### WHAT THE TASK REQUIRES
Select, from the material below, each line with "this" in it.

Stored dataset items
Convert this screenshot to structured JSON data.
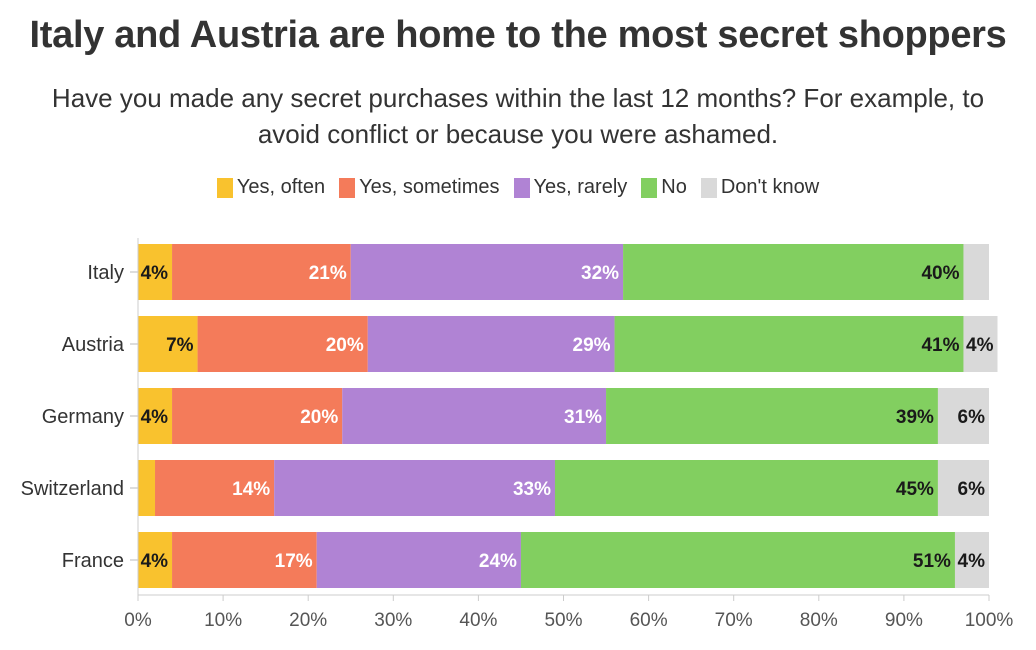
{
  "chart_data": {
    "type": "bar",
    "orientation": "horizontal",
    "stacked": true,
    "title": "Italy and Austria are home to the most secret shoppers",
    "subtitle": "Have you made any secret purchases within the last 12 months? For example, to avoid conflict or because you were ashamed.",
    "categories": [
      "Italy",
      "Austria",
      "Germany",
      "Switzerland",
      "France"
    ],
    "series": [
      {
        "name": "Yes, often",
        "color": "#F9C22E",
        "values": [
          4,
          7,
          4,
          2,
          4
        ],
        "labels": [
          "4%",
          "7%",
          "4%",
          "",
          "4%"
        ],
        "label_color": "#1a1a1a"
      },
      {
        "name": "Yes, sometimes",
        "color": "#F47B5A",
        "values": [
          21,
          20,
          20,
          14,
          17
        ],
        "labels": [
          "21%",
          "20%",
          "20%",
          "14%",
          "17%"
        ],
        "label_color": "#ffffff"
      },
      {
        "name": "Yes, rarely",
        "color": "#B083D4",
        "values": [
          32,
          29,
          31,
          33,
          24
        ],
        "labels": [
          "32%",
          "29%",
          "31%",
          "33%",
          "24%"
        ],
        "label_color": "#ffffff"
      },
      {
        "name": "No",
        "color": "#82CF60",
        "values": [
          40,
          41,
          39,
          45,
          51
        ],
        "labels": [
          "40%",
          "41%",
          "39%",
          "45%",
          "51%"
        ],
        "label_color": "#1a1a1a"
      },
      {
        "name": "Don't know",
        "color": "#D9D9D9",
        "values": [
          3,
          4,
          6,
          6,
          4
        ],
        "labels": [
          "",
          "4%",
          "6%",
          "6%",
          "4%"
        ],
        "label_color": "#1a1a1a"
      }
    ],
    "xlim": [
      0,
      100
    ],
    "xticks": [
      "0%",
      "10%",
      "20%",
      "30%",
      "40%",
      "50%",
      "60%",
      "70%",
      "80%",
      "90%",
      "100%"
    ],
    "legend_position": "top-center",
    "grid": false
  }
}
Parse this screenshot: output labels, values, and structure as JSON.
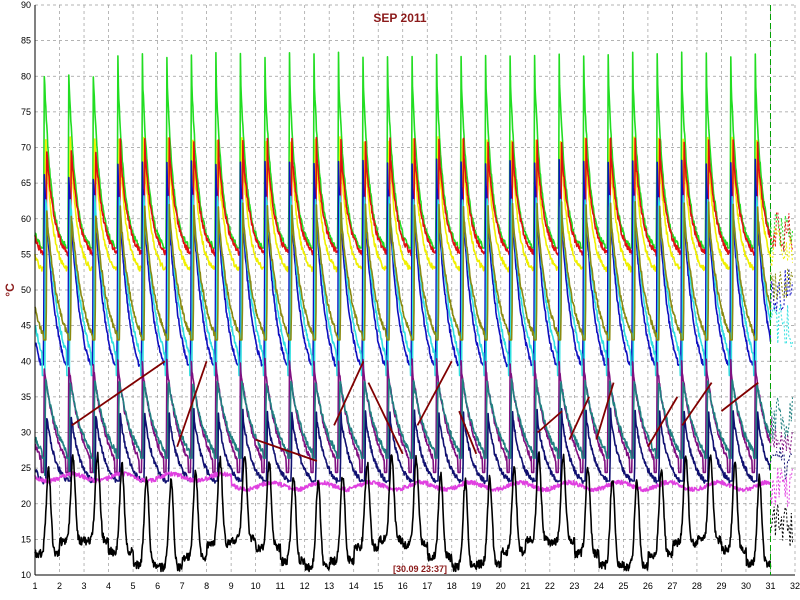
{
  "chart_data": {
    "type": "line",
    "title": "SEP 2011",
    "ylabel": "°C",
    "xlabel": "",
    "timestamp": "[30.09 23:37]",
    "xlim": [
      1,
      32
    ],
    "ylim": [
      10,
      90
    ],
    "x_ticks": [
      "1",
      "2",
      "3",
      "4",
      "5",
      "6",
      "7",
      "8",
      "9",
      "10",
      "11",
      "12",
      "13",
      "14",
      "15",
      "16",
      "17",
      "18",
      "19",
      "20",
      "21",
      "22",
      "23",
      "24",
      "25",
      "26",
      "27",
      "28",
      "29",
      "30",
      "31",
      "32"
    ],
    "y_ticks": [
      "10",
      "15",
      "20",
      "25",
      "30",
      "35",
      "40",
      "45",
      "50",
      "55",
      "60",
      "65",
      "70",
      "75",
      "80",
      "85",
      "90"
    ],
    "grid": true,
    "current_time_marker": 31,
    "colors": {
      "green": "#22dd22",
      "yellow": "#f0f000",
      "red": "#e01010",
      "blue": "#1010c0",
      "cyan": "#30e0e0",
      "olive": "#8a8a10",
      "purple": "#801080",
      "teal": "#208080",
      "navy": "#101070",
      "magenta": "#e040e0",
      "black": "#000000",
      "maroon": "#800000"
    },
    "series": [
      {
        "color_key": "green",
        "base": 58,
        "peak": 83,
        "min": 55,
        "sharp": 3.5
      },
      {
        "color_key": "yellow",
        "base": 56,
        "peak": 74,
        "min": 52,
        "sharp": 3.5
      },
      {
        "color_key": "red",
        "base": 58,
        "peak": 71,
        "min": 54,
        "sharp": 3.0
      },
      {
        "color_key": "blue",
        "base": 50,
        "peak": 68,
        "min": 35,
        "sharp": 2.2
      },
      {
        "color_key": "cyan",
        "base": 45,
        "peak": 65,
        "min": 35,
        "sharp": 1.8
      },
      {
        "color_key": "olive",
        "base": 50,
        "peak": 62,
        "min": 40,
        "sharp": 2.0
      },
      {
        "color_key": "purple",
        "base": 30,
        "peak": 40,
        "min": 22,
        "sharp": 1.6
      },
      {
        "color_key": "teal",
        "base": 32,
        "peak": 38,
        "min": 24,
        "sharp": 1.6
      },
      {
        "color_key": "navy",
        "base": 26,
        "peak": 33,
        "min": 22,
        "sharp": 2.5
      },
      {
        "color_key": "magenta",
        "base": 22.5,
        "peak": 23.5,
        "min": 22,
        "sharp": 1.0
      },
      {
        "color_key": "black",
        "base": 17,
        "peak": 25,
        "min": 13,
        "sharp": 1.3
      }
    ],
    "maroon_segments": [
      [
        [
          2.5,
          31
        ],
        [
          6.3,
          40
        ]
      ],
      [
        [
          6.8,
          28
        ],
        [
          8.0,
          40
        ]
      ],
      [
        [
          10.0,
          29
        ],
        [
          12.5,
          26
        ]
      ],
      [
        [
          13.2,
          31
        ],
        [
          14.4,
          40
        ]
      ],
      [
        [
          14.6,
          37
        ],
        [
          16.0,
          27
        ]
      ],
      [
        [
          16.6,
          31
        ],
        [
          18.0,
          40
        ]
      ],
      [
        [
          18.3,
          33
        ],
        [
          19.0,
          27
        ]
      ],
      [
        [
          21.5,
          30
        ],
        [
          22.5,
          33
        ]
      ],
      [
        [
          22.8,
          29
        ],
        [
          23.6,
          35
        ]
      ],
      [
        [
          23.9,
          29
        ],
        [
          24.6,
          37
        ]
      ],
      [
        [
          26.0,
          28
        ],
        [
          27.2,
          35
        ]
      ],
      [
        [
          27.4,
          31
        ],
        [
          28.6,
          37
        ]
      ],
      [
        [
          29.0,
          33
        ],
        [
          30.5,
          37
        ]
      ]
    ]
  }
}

### FINAL RESULT
Convert this screenshot to structured JSON data.
Parse this screenshot: output labels, values, and structure as JSON.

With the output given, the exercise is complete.